* Exercise objective *
Return only the number of lines that hold "Winning".

* Supplied data *
======

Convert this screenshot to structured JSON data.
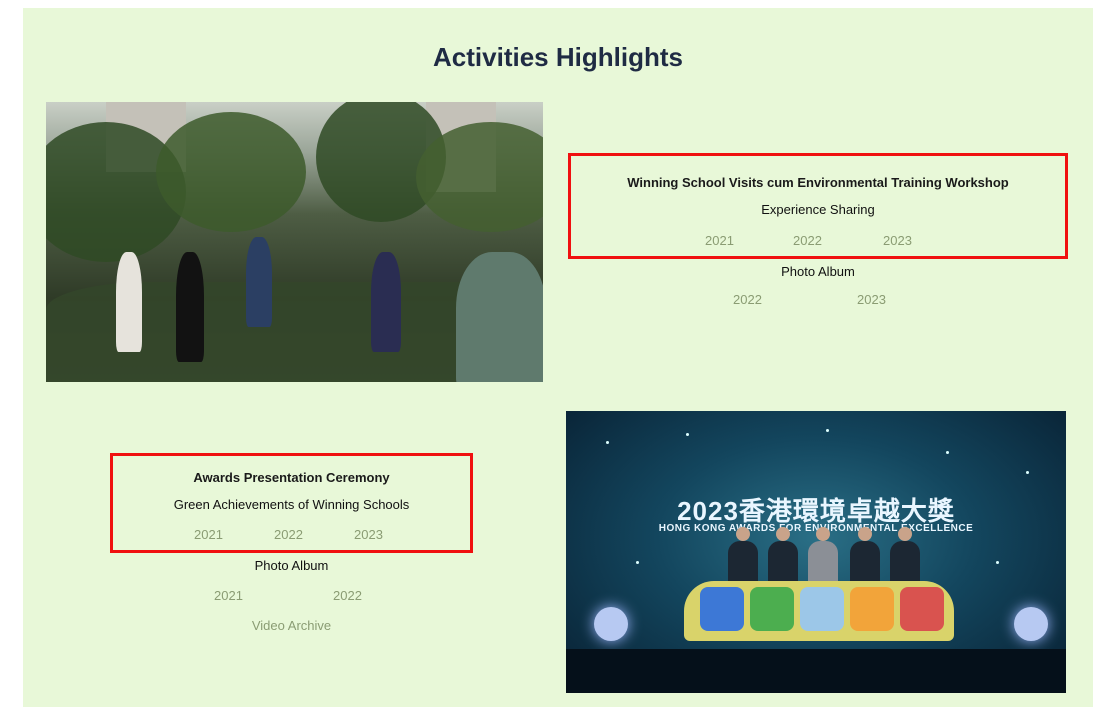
{
  "page": {
    "title": "Activities Highlights"
  },
  "photo_top": {
    "alt": "Group touring a garden"
  },
  "photo_bottom": {
    "headline_cn": "2023香港環境卓越大獎",
    "headline_en": "HONG KONG AWARDS FOR ENVIRONMENTAL EXCELLENCE"
  },
  "section_visits": {
    "heading": "Winning School Visits cum Environmental Training Workshop",
    "subheading": "Experience Sharing",
    "sharing_years": [
      "2021",
      "2022",
      "2023"
    ],
    "album_label": "Photo Album",
    "album_years": [
      "2022",
      "2023"
    ]
  },
  "section_awards": {
    "heading": "Awards Presentation Ceremony",
    "subheading": "Green Achievements of Winning Schools",
    "achievement_years": [
      "2021",
      "2022",
      "2023"
    ],
    "album_label": "Photo Album",
    "album_years": [
      "2021",
      "2022"
    ],
    "video_label": "Video Archive"
  },
  "colors": {
    "panel_bg": "#e8f8d8",
    "highlight_border": "#f01010",
    "link": "#8a9c73",
    "title": "#1f2b44"
  }
}
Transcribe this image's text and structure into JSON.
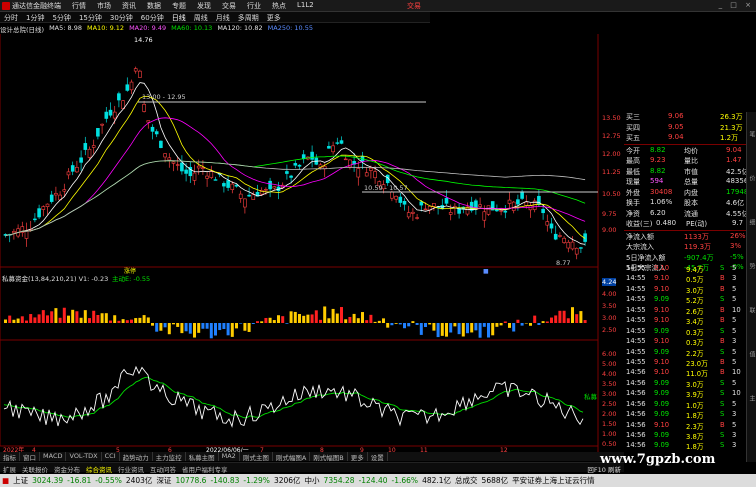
{
  "menubar": {
    "app_title": "通达信金融终端",
    "items": [
      "行情",
      "市场",
      "资讯",
      "数据",
      "专题",
      "发现",
      "交易",
      "行业",
      "热点",
      "L1L2"
    ],
    "trade_label": "交易",
    "window_controls": "_ □ ×"
  },
  "periods": [
    "分时",
    "1分钟",
    "5分钟",
    "15分钟",
    "30分钟",
    "60分钟",
    "日线",
    "周线",
    "月线",
    "多周期",
    "更多"
  ],
  "ma_legend": {
    "stock": "设计总院(日线)",
    "ma5": "MA5: 8.98",
    "ma10": "MA10: 9.12",
    "ma20": "MA20: 9.49",
    "ma60": "MA60: 10.13",
    "ma120": "MA120: 10.82",
    "ma250": "MA250: 10.55"
  },
  "chart_annotations": {
    "high": "14.76",
    "level1": "13.00 - 12.95",
    "level2": "10.59 - 10.57",
    "low": "8.77"
  },
  "price_axis": [
    "13.50",
    "12.75",
    "12.00",
    "11.25",
    "10.50",
    "9.75",
    "9.00"
  ],
  "price_axis_mid": [
    "11.00",
    "10.00",
    "9.75"
  ],
  "sub1_legend": {
    "name": "私募资金(13,84,210,21)",
    "v1": "V1: -0.23",
    "tag": "主动E: -0.55"
  },
  "sub1_axis": [
    "4.24",
    "4.00",
    "3.50",
    "3.00",
    "2.50",
    "2.00",
    "1.50"
  ],
  "sub2_axis": [
    "6.00",
    "5.50",
    "5.00",
    "4.50",
    "4.00",
    "3.50",
    "3.00",
    "2.50",
    "2.00",
    "1.50",
    "1.00",
    "0.50"
  ],
  "sub2_label": "私募",
  "xaxis": {
    "year": "2022年",
    "date_marker": "2022/06/06/一",
    "months": [
      "4",
      "5",
      "6",
      "7",
      "8",
      "9",
      "10",
      "11",
      "12"
    ]
  },
  "order_book": [
    {
      "label": "买三",
      "price": "9.06",
      "vol": "26.3万"
    },
    {
      "label": "买四",
      "price": "9.05",
      "vol": "21.3万"
    },
    {
      "label": "买五",
      "price": "9.04",
      "vol": "1.2万"
    }
  ],
  "stats": [
    {
      "l1": "今开",
      "v1": "8.82",
      "l2": "均价",
      "v2": "9.04"
    },
    {
      "l1": "最高",
      "v1": "9.23",
      "l2": "量比",
      "v2": "1.47"
    },
    {
      "l1": "最低",
      "v1": "8.82",
      "l2": "市值",
      "v2": "42.5亿"
    },
    {
      "l1": "现量",
      "v1": "594",
      "l2": "总量",
      "v2": "48356"
    },
    {
      "l1": "外盘",
      "v1": "30408",
      "l2": "内盘",
      "v2": "17948"
    },
    {
      "l1": "换手",
      "v1": "1.06%",
      "l2": "股本",
      "v2": "4.6亿"
    },
    {
      "l1": "净资",
      "v1": "6.20",
      "l2": "流通",
      "v2": "4.55亿"
    },
    {
      "l1": "收益(三)",
      "v1": "0.480",
      "l2": "PE(动)",
      "v2": "9.7"
    }
  ],
  "flows": [
    {
      "label": "净流入额",
      "value": "1133万",
      "pct": "26%"
    },
    {
      "label": "大宗流入",
      "value": "119.3万",
      "pct": "3%"
    },
    {
      "label": "5日净流入额",
      "value": "-907.4万",
      "pct": "-5%"
    },
    {
      "label": "5日大宗流入",
      "value": "-45.7万",
      "pct": "-0%"
    }
  ],
  "ticks": [
    {
      "t": "14:55",
      "p": "9.10",
      "v": "9.4万",
      "s": "S",
      "n": "5"
    },
    {
      "t": "14:55",
      "p": "9.10",
      "v": "0.5万",
      "s": "B",
      "n": "3"
    },
    {
      "t": "14:55",
      "p": "9.10",
      "v": "3.0万",
      "s": "B",
      "n": "5"
    },
    {
      "t": "14:55",
      "p": "9.09",
      "v": "5.2万",
      "s": "S",
      "n": "5"
    },
    {
      "t": "14:55",
      "p": "9.10",
      "v": "2.6万",
      "s": "B",
      "n": "10"
    },
    {
      "t": "14:55",
      "p": "9.10",
      "v": "3.4万",
      "s": "B",
      "n": "5"
    },
    {
      "t": "14:55",
      "p": "9.09",
      "v": "0.3万",
      "s": "S",
      "n": "5"
    },
    {
      "t": "14:55",
      "p": "9.10",
      "v": "0.3万",
      "s": "B",
      "n": "3"
    },
    {
      "t": "14:55",
      "p": "9.09",
      "v": "2.2万",
      "s": "S",
      "n": "5"
    },
    {
      "t": "14:55",
      "p": "9.10",
      "v": "23.0万",
      "s": "B",
      "n": "5"
    },
    {
      "t": "14:56",
      "p": "9.10",
      "v": "11.0万",
      "s": "B",
      "n": "10"
    },
    {
      "t": "14:56",
      "p": "9.09",
      "v": "3.0万",
      "s": "S",
      "n": "5"
    },
    {
      "t": "14:56",
      "p": "9.09",
      "v": "3.9万",
      "s": "S",
      "n": "10"
    },
    {
      "t": "14:56",
      "p": "9.09",
      "v": "1.0万",
      "s": "S",
      "n": "5"
    },
    {
      "t": "14:56",
      "p": "9.09",
      "v": "1.8万",
      "s": "S",
      "n": "3"
    },
    {
      "t": "14:56",
      "p": "9.10",
      "v": "2.3万",
      "s": "B",
      "n": "5"
    },
    {
      "t": "14:56",
      "p": "9.09",
      "v": "3.8万",
      "s": "S",
      "n": "3"
    },
    {
      "t": "14:56",
      "p": "9.09",
      "v": "1.8万",
      "s": "S",
      "n": "3"
    }
  ],
  "side_tabs": [
    "笔",
    "价",
    "细",
    "势",
    "联",
    "值",
    "主"
  ],
  "bottom_tabs1": [
    "指标",
    "窗口",
    "MACD",
    "VOL-TDX",
    "CCI",
    "趋势动力",
    "主力监控",
    "私募主图",
    "MA2",
    "刚式主图",
    "刚式幅图A",
    "刚式幅图B",
    "更多",
    "设置"
  ],
  "bottom_tabs2": [
    "扩展",
    "关联报价",
    "资金分布",
    "综合资讯",
    "行业资讯",
    "互动问答",
    "省用户福利专享"
  ],
  "bottom_tabs2_right": "回F10 刷新",
  "status": {
    "sh_label": "上证",
    "sh_val": "3024.39",
    "sh_chg": "-16.81",
    "sh_pct": "-0.55%",
    "sh_amt": "2403亿",
    "sz_label": "深证",
    "sz_val": "10778.6",
    "sz_chg": "-140.83",
    "sz_pct": "-1.29%",
    "sz_amt": "3206亿",
    "zx_label": "中小",
    "zx_val": "7354.28",
    "zx_chg": "-124.40",
    "zx_pct": "-1.66%",
    "zx_amt": "482.1亿",
    "total_label": "总成交",
    "total_val": "5688亿",
    "server": "平安证券上海上证云行情"
  },
  "watermark": "www.7gpzb.com",
  "colors": {
    "up": "#ff4040",
    "down": "#00e0e0",
    "bg": "#000000",
    "ma5": "#ffffff",
    "ma10": "#ffff00",
    "ma20": "#ff00ff",
    "ma60": "#00ff00",
    "ma120": "#4040ff"
  }
}
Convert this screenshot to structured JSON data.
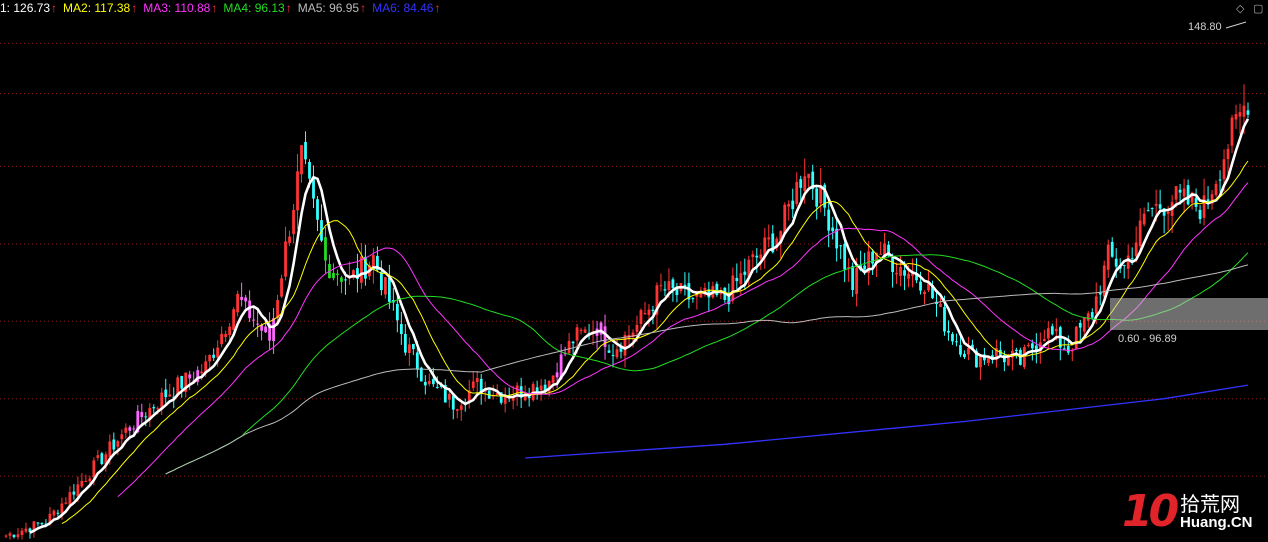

======

* Result of this task *
2